**YOUR GOAL**
Go through the entries below and copy each line containing the word "seperated".

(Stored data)
══════

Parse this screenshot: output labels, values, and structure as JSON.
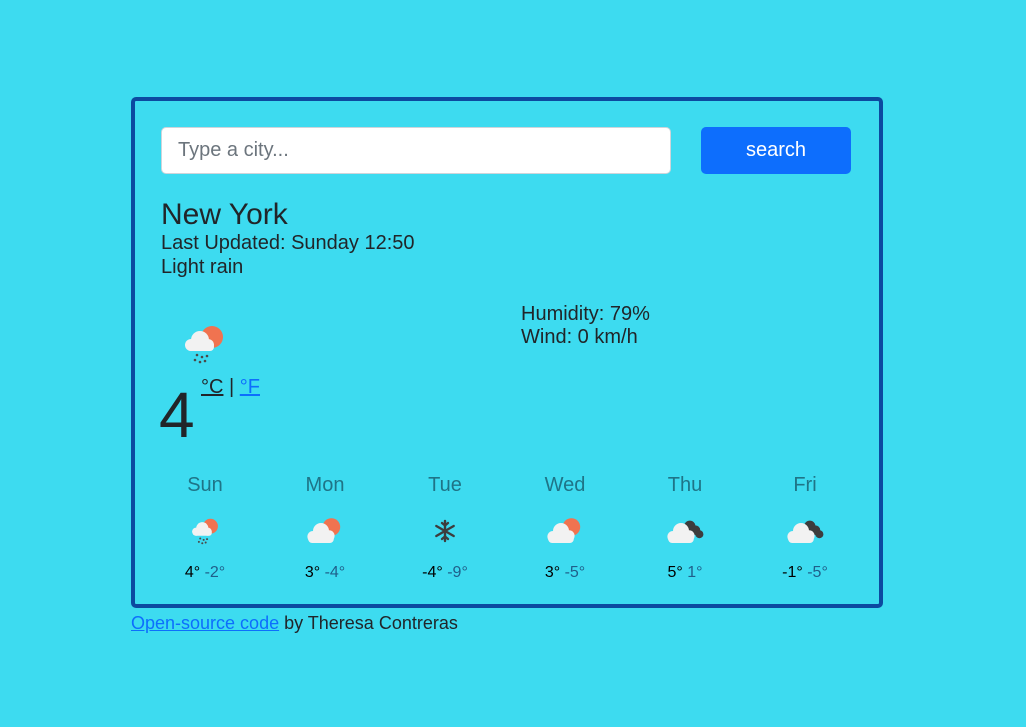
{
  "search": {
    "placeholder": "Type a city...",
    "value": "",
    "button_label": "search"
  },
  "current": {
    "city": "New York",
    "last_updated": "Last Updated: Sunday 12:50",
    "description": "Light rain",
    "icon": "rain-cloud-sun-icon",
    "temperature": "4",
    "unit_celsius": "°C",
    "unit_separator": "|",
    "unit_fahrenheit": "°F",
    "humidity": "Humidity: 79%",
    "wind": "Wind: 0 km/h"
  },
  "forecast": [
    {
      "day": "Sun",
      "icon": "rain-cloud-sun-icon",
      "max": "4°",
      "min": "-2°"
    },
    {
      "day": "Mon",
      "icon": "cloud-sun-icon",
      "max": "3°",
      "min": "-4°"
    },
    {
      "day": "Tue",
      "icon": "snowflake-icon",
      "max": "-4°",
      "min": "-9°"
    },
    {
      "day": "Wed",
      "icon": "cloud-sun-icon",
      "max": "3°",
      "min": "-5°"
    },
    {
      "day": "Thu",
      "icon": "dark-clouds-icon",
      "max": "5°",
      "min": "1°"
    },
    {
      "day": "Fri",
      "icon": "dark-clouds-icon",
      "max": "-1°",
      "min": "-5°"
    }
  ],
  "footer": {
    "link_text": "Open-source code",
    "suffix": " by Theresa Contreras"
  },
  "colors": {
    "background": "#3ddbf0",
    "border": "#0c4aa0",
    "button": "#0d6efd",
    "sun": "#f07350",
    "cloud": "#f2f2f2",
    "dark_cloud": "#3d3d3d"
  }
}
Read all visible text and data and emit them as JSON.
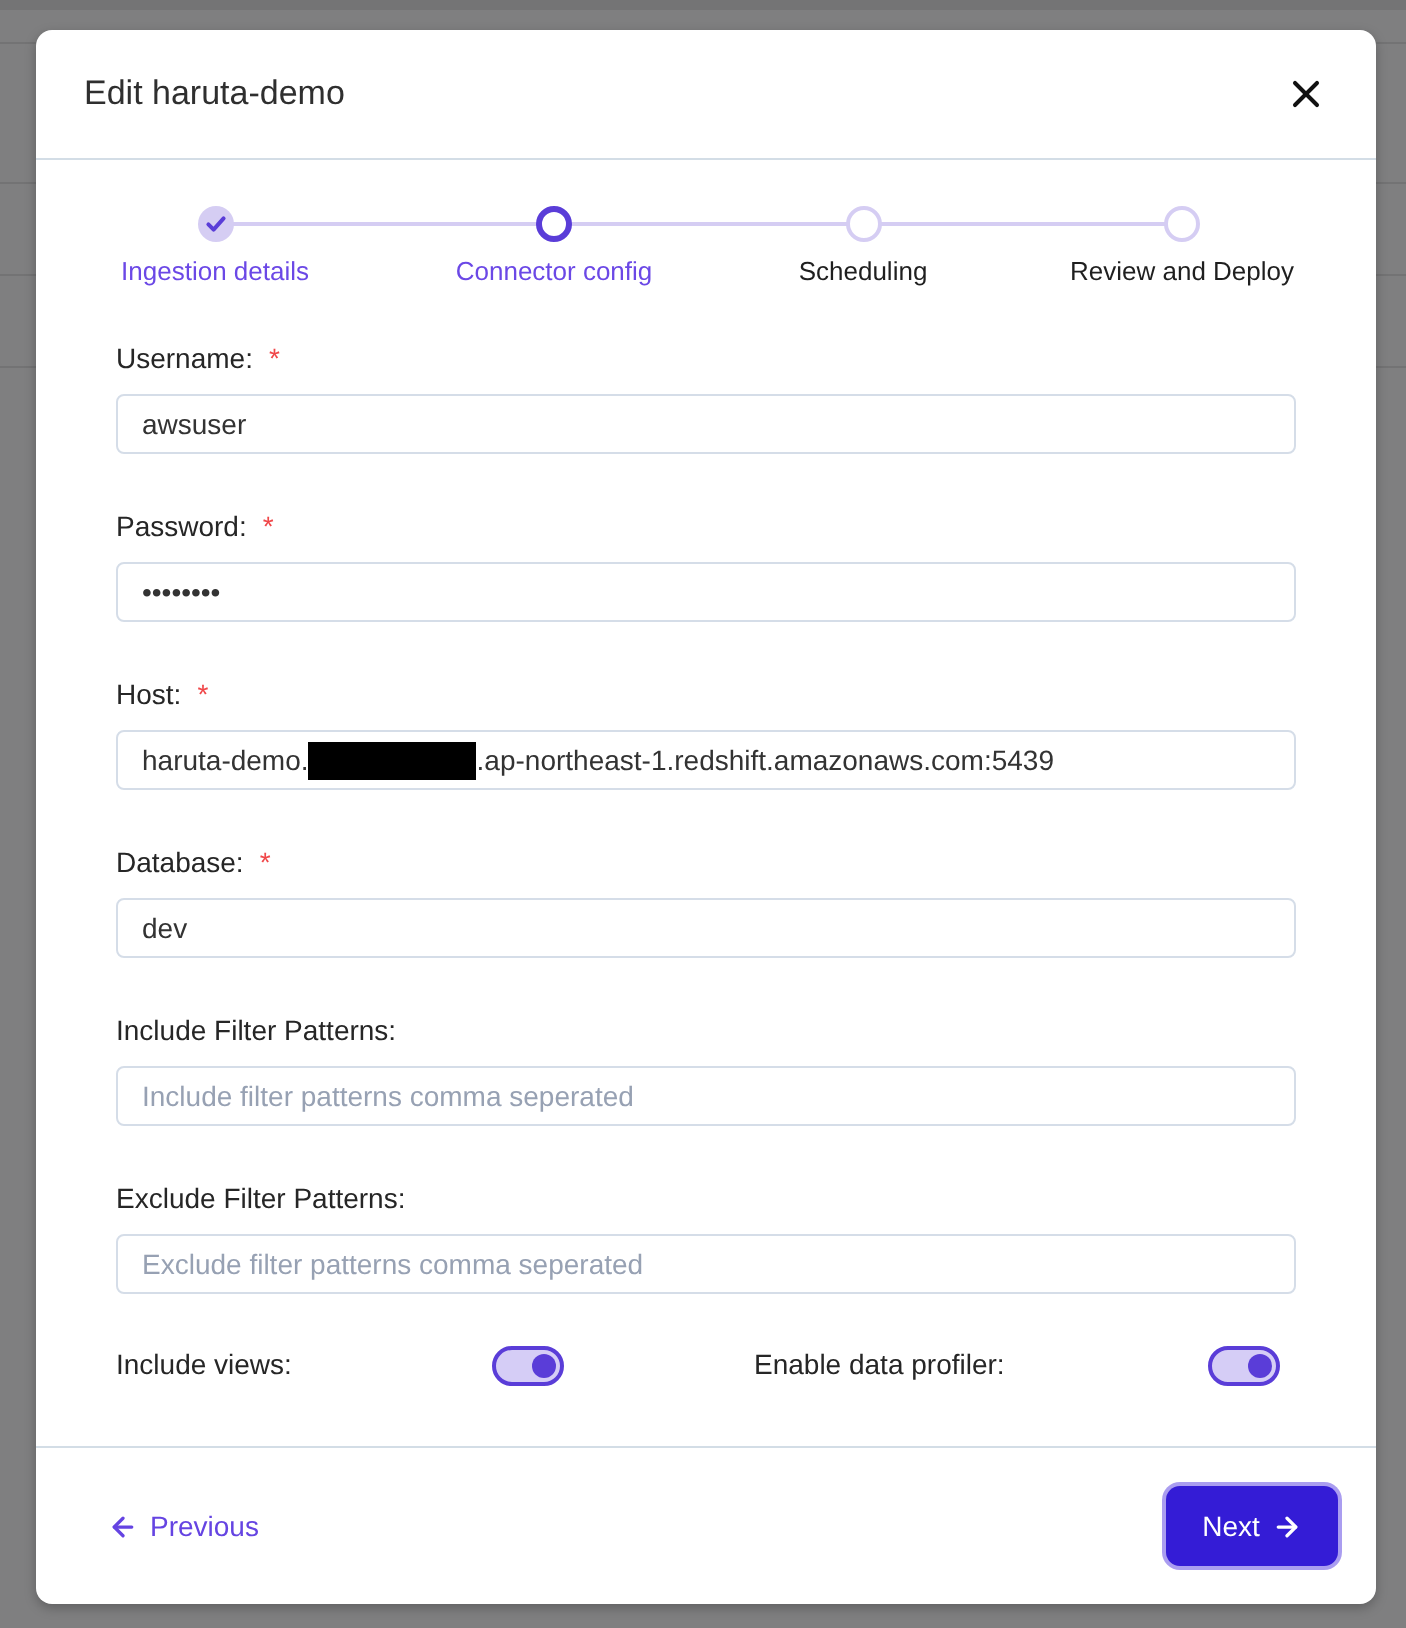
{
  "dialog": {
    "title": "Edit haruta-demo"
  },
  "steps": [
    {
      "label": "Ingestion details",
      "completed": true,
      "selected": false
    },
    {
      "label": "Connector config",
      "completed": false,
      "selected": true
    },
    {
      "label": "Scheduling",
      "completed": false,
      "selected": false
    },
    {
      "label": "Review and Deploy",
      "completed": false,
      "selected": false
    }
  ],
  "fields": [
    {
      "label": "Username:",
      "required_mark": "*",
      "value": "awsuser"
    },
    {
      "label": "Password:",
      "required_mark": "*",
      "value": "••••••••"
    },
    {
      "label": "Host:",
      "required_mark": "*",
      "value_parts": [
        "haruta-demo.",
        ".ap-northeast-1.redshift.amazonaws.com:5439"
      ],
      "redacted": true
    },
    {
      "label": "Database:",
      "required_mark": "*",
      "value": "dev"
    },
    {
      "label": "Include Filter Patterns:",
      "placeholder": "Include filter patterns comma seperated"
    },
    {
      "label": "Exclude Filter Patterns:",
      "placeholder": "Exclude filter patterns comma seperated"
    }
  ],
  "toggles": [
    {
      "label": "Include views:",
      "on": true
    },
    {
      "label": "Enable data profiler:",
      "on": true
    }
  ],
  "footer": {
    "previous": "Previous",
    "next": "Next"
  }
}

══════

**FULL ANSWER**
      "placeholder": "Include filter patterns comma seperated"
      "placeholder": "Exclude filter patterns comma seperated"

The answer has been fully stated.